====== Brano del documento ======

Internet e i social network non sono realtà accessorie, ma aspetti costitutivi della vita (produttiva e relazionale) delle persone. Oggi i bambini imparano ad usare il computer prima che a leggere e imparano le funzioni di un telefono cellulare intuitivamente e contestualmente al primo accesso.
Di fronte ad una panoramica siffatta, il mondo dell’educazione è dentro o fuori? Sceglie di portare avanti una (forse nobile) idea di sapere pre-informatico, cercando di prevenire gli effetti collaterali del fenomeno con l’arma della preclusione, del non coinvolgimento e del disinteresse? Oppure coglie questa sfida e affronta una realtà in cui la tecnologia viene discussa, magari criticata ma comunque usata, ri-proposta, re-indirizzata? Lascia soli i ragazzi di fronte alla tecnologia o sceglie di accompagnarli lungo il percorso?

L’idea che a scuola non si debba più “consegnare” delle conoscenze offre delle opportunità circa l’educazione dei giovani ad un uso critico delle informazioni, ad una loro de-costruzione e anche, infine, ad un ri-costruzione degli argomenti.
Con il computer e le potenzialità offerte dalle rete, i contenuti si possono cercare e costruire insieme. È una idea nuova di contenuto, che fa riferimento non all’obiettivo consueto di descrivere una realtà preconfezionata o comunque “attesa”, ma a quello di scoprirla autonomamente. È inteso che in quest’ottica anche il docente muta sostanzialmente ruolo, da erogatore della conoscenza, egli diviene l’importante facilitatore di un’esperienza di investigazione.

====== Voci riportate ======

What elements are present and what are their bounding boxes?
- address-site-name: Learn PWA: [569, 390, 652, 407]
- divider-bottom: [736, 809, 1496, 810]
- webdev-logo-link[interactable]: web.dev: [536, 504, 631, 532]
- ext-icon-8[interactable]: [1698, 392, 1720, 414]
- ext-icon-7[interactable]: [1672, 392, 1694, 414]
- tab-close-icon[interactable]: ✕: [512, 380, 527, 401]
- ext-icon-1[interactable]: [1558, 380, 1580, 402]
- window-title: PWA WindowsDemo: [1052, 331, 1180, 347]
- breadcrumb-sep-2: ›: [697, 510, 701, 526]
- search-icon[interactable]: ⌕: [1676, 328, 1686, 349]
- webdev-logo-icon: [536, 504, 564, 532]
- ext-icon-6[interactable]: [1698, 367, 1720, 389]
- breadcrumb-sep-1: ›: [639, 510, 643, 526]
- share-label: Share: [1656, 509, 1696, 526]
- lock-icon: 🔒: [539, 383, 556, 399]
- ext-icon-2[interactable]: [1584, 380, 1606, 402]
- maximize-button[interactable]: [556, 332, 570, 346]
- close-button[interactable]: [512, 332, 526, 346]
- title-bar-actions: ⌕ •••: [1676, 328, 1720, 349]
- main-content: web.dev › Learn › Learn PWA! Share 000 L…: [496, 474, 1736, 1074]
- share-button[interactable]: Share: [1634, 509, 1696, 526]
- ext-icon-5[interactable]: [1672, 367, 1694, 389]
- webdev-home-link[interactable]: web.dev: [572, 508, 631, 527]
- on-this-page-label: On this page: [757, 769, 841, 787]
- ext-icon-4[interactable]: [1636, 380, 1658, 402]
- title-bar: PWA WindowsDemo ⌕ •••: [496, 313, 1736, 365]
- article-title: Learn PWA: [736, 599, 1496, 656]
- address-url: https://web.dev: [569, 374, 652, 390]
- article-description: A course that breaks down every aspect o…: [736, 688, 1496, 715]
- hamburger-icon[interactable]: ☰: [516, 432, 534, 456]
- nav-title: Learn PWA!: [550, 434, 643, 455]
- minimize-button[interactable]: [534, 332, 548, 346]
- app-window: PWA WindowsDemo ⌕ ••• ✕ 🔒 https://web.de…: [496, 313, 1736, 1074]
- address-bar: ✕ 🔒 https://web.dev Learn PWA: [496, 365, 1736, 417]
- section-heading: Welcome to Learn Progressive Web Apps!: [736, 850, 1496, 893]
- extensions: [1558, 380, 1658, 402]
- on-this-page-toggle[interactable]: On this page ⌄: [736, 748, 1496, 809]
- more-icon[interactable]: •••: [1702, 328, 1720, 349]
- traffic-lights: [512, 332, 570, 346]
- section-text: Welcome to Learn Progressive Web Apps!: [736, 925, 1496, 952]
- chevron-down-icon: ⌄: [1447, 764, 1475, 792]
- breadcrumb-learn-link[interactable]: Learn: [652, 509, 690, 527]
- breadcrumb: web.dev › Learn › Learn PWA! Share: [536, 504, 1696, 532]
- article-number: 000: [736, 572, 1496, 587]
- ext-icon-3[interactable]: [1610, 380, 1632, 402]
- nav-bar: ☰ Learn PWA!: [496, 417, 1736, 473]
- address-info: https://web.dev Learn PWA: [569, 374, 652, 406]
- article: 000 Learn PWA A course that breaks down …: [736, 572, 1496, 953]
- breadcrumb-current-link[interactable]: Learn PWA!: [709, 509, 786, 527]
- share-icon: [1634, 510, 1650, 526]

======

### Attività proposte
A – Trascrivi il brano sulla scuola e la tecnologia, tutto quanto da "Di fronte ad" giù fino a "ri-costruzione degli argomenti.".
B – Riprendi il brano sulla scuola e la tecnologia e scrivine il seguito a partire dall'ultima frase.

### Soluzioni
A –
Di fronte ad una panoramica siffatta, il mondo dell’educazione è dentro o fuori? Sceglie di portare avanti una (forse nobile) idea di sapere pre-informatico, cercando di prevenire gli effetti collaterali del fenomeno con l’arma della preclusione, del non coinvolgimento e del disinteresse? Oppure coglie questa sfida e affronta una realtà in cui la tecnologia viene discussa, magari criticata ma comunque usata, ri-proposta, re-indirizzata? Lascia soli i ragazzi di fronte alla tecnologia o sceglie di accompagnarli lungo il percorso?

L’idea che a scuola non si debba più “consegnare” delle conoscenze offre delle opportunità circa l’educazione dei giovani ad un uso critico delle informazioni, ad una loro de-costruzione e anche, infine, ad un ri-costruzione degli argomenti.

B –
Con il recente Piano nazionale della Scuola digitale (2015), il MIUR ha fortemente investito nelle tecnologie a scuola e deliberato un progetto (prescrittivo) vero e proprio.

Il Piano Nazionale Scuola Digitale è il documento di indirizzo del MIUR per il lancio di una strategia complessiva di innovazione della scuola italiana e per un nuovo posizionamento del suo sistema educativo nell’era digitale.
Si tratta prima di tutto di un’azione culturale, che parte da un’idea rinnovata di scuola, intesa come spazio aperto per l’apprendimento e non unicamente luogo fisico, e come piattaforma che metta gli studenti nelle condizioni di sviluppare le competenze per la vita. In questo paradigma, le tecnologie diventano abilitanti, quotidiane, ordinarie, al servizio dell’attività scolastica, in primis le attività orientate alla formazione e all’apprendimento, ma anche l’amministrazione, contaminando – e di fatto ricongiungendoli – tutti gli ambienti della scuola: classi, ambienti comuni, spazi laboratoriali, spazi individuali e spazi informali.
(L.107 art.1 commi 56, 57, 58)

La tecnologia educativa è stata ulteriormente “sollecitata” dalla situazione verificatasi durante il periodo pandemico e in particolare dalla didattica “a distanza”. Alcune considerazioni al riguardo sul blog digidattica.

Dopo il periodo acuto della pandemia, ulteriori finanziamenti sono stati messi a disposizione per dotare le scuole della tecnologia necessaria a proporre percorsi didattici innovativi.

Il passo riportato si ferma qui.